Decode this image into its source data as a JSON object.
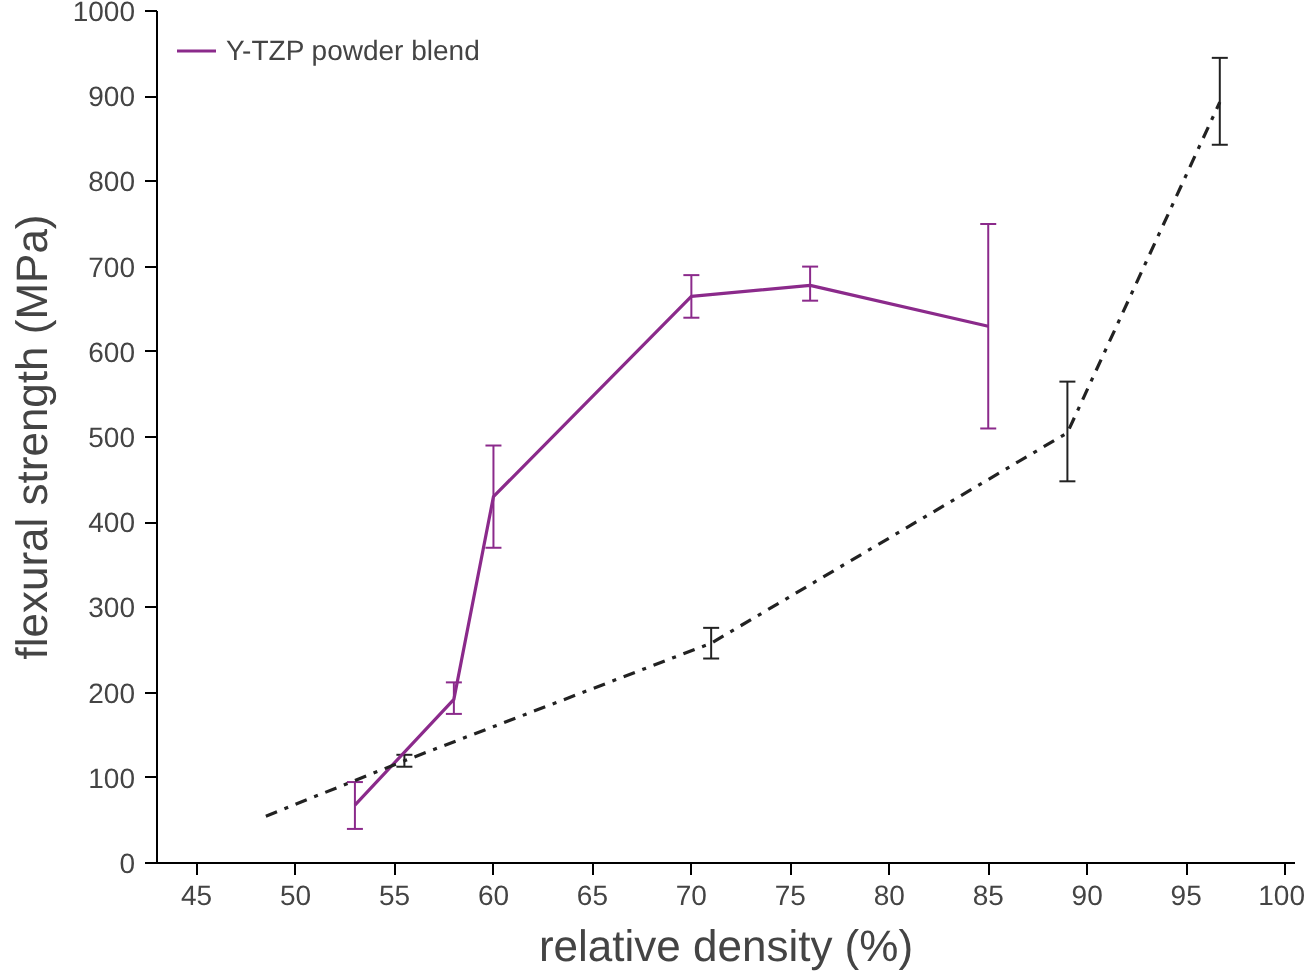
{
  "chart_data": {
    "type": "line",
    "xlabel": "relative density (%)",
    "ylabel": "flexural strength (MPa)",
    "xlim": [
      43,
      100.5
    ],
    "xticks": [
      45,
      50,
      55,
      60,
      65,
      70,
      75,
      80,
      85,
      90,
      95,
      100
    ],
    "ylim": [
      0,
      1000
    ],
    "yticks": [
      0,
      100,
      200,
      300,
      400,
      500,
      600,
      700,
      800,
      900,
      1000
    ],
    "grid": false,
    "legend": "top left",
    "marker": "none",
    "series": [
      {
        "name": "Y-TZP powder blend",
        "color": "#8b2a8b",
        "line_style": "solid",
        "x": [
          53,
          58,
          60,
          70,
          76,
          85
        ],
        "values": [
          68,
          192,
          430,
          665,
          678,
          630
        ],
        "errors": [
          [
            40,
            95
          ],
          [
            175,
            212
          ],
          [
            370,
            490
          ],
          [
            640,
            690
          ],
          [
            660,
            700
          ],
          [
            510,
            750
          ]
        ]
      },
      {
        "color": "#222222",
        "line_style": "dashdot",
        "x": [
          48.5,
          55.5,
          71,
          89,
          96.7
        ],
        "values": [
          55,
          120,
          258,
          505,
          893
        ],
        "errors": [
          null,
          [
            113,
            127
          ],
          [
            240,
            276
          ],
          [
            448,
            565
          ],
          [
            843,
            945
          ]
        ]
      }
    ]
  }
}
__________
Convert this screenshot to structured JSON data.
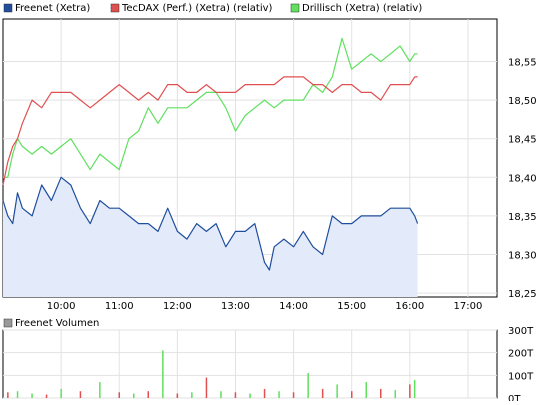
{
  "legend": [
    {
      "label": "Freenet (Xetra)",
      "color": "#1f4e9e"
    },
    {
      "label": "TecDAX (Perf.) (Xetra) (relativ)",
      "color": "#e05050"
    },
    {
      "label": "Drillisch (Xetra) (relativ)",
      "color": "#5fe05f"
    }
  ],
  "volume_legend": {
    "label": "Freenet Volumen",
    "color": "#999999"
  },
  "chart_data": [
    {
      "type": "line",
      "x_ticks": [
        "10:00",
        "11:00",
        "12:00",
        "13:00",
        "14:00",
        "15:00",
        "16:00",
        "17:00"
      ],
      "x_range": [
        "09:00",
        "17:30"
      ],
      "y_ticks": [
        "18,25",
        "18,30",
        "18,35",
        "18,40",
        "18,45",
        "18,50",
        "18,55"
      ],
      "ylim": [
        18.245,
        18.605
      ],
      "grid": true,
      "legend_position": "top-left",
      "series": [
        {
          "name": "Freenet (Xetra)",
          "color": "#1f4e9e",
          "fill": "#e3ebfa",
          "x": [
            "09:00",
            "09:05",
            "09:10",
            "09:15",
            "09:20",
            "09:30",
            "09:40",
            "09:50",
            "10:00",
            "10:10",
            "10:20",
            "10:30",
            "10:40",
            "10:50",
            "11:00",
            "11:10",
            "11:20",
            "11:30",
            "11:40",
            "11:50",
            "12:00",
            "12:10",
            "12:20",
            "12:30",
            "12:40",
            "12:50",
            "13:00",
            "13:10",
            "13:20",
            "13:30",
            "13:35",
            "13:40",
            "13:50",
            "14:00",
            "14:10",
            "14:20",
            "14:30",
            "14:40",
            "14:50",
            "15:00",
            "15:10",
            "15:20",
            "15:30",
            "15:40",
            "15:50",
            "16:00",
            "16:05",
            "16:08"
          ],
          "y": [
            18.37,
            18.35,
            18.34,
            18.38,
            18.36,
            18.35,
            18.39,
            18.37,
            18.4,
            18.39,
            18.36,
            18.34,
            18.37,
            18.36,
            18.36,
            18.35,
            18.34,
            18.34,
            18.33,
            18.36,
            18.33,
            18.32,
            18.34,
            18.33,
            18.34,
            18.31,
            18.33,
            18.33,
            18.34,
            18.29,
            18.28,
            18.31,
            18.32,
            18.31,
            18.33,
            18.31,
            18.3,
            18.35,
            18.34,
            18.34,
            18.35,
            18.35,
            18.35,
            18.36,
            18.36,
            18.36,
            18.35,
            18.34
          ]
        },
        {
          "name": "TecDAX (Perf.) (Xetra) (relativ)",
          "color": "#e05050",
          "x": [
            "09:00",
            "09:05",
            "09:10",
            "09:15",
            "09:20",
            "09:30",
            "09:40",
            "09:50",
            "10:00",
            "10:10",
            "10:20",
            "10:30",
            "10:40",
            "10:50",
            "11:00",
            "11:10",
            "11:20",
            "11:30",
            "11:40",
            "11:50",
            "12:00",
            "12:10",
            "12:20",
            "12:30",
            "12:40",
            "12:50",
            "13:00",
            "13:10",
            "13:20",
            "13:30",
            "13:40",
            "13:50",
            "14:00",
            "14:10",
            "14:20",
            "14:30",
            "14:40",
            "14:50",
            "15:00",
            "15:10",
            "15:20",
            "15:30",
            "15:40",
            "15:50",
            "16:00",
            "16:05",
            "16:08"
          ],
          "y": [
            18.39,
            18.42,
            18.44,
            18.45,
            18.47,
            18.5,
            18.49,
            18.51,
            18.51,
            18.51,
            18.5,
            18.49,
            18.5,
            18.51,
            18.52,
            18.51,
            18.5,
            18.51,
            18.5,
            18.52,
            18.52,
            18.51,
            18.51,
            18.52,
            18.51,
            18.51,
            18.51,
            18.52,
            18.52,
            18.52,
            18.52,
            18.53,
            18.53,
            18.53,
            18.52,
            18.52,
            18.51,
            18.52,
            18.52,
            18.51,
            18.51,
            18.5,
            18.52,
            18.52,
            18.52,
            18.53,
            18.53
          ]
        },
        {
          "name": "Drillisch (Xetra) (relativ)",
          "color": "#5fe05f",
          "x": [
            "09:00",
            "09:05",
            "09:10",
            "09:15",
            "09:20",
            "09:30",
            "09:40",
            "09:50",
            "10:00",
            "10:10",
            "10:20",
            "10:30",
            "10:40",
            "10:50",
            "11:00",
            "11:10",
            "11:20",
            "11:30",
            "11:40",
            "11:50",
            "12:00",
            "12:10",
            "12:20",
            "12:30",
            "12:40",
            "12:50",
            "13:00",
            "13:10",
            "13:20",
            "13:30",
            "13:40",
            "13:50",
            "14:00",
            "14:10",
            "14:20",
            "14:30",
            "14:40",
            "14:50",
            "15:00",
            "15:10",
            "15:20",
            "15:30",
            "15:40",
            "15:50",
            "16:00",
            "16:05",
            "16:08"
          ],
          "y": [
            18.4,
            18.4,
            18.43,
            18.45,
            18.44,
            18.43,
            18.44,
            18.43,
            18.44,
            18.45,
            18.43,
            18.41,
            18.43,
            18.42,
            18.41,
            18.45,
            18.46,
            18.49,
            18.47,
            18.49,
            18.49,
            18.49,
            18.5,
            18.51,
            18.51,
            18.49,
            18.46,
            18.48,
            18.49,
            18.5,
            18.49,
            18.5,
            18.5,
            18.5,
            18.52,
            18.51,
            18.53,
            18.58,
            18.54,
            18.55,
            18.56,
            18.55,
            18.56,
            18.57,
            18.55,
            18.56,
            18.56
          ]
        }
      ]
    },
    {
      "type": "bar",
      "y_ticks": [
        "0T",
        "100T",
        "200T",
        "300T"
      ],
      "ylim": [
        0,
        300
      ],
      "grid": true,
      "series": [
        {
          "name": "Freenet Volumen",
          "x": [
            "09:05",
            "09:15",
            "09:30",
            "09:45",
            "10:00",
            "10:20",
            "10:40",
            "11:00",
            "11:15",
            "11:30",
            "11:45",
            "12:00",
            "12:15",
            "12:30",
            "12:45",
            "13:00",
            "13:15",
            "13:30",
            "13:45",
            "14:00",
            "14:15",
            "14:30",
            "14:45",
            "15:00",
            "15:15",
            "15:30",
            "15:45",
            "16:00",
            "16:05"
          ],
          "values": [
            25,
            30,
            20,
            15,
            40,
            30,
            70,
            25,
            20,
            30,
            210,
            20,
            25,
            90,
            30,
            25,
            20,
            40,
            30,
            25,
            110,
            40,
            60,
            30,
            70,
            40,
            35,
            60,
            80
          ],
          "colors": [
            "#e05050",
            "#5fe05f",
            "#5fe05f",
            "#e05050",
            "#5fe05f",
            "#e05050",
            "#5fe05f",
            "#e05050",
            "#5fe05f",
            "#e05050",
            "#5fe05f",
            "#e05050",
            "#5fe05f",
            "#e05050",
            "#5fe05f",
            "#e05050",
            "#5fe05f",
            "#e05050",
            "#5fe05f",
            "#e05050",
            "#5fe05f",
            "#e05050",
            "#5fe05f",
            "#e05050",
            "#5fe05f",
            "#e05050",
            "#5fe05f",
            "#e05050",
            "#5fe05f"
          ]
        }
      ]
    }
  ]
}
__________
• [Short exercise]:
For the records above, state how many lines include the string "Freenet", giving the number and nothing else.

• [Task response]:
4